AIM -> Using the entries that follow, collect the lines where the word "最好的地方就是图书馆了" appears.
========
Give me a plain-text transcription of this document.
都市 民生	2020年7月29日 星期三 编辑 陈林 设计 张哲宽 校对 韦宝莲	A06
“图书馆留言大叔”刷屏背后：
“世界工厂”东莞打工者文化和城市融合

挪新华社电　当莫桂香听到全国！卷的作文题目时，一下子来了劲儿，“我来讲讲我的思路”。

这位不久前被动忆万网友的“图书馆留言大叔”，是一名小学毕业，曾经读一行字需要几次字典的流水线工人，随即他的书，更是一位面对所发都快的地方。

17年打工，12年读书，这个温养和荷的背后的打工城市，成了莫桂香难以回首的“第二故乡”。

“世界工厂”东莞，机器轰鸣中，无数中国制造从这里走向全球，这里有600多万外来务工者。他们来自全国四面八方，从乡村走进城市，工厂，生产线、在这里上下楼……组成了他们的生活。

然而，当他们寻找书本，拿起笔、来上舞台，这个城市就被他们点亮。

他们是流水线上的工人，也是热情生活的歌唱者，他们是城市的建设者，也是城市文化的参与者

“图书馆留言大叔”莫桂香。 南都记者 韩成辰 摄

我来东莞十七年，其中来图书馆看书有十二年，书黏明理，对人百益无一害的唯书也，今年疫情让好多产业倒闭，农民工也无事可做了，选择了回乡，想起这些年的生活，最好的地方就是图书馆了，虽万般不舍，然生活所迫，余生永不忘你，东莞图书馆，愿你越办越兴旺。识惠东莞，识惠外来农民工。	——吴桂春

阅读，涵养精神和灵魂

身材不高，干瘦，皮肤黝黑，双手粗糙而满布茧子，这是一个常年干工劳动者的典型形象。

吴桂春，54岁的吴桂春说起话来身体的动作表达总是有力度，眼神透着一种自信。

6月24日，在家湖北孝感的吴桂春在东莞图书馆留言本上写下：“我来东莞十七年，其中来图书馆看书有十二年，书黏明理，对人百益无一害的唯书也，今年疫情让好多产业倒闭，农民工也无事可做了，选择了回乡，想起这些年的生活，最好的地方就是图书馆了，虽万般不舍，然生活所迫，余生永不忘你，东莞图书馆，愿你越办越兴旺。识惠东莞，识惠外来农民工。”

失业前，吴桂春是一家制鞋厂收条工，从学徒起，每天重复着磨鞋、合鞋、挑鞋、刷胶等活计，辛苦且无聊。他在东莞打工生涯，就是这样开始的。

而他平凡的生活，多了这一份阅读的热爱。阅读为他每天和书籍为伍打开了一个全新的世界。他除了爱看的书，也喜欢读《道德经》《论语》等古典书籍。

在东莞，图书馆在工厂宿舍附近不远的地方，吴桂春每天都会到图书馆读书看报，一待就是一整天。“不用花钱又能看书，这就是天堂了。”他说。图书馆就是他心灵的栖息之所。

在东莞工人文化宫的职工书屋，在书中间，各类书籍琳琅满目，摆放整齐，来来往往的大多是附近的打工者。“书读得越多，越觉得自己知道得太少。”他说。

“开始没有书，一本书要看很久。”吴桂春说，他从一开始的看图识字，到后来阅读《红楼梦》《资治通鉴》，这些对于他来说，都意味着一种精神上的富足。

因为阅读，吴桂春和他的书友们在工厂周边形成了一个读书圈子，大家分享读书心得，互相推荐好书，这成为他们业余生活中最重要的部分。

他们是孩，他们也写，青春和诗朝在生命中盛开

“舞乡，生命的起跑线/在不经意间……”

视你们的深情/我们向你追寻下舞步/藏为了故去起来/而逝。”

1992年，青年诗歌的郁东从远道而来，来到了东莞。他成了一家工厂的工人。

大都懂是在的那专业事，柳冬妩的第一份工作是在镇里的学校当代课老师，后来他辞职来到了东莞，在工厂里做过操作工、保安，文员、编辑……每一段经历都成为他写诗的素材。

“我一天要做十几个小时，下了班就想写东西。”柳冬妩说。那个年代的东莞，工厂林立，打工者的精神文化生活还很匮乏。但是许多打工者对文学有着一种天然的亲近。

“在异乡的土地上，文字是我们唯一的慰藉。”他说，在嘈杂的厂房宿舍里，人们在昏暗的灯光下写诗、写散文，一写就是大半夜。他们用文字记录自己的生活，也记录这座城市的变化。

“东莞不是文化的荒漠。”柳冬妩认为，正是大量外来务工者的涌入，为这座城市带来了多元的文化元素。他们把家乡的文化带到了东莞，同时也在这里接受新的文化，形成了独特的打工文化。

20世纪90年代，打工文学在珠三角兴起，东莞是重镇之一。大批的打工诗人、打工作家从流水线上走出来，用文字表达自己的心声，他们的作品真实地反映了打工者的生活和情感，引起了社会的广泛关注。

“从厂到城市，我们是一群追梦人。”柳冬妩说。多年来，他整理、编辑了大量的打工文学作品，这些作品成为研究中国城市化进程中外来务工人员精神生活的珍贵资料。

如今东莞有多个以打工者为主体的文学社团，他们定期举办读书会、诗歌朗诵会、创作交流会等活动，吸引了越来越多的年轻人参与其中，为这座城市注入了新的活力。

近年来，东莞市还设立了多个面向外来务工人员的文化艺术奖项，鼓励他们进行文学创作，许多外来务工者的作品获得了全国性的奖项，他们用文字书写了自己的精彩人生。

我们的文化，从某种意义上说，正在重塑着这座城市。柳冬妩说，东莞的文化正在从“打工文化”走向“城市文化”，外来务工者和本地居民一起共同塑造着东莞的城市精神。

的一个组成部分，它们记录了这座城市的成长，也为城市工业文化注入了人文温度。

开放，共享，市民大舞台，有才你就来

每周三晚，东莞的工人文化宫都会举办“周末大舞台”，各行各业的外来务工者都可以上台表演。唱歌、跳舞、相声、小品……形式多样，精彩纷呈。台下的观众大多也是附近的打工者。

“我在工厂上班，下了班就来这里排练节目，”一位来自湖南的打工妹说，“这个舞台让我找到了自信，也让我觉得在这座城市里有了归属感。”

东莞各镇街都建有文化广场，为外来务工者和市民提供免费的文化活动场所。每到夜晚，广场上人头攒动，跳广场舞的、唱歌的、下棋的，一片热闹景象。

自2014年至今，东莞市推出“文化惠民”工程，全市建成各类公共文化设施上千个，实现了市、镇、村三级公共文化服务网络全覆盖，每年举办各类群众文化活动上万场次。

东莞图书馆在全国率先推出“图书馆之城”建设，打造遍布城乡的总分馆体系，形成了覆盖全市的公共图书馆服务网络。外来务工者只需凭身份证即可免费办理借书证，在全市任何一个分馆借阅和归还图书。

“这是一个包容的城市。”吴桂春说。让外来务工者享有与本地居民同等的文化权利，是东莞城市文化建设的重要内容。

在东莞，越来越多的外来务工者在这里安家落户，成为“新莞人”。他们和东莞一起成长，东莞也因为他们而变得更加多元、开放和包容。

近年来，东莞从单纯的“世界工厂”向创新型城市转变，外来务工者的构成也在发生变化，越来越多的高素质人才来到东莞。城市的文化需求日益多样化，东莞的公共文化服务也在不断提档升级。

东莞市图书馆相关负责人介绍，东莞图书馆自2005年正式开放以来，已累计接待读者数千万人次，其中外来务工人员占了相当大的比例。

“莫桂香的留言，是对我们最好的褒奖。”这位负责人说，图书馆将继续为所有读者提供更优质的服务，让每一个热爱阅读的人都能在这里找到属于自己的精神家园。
========
CORRECT RESULT ->
我来东莞十七年，其中来图书馆看书有十二年，书黏明理，对人百益无一害的唯书也，今年疫情让好多产业倒闭，农民工也无事可做了，选择了回乡，想起这些年的生活，最好的地方就是图书馆了，虽万般不舍，然生活所迫，余生永不忘你，东莞图书馆，愿你越办越兴旺。识惠东莞，识惠外来农民工。	——吴桂春
6月24日，在家湖北孝感的吴桂春在东莞图书馆留言本上写下：“我来东莞十七年，其中来图书馆看书有十二年，书黏明理，对人百益无一害的唯书也，今年疫情让好多产业倒闭，农民工也无事可做了，选择了回乡，想起这些年的生活，最好的地方就是图书馆了，虽万般不舍，然生活所迫，余生永不忘你，东莞图书馆，愿你越办越兴旺。识惠东莞，识惠外来农民工。”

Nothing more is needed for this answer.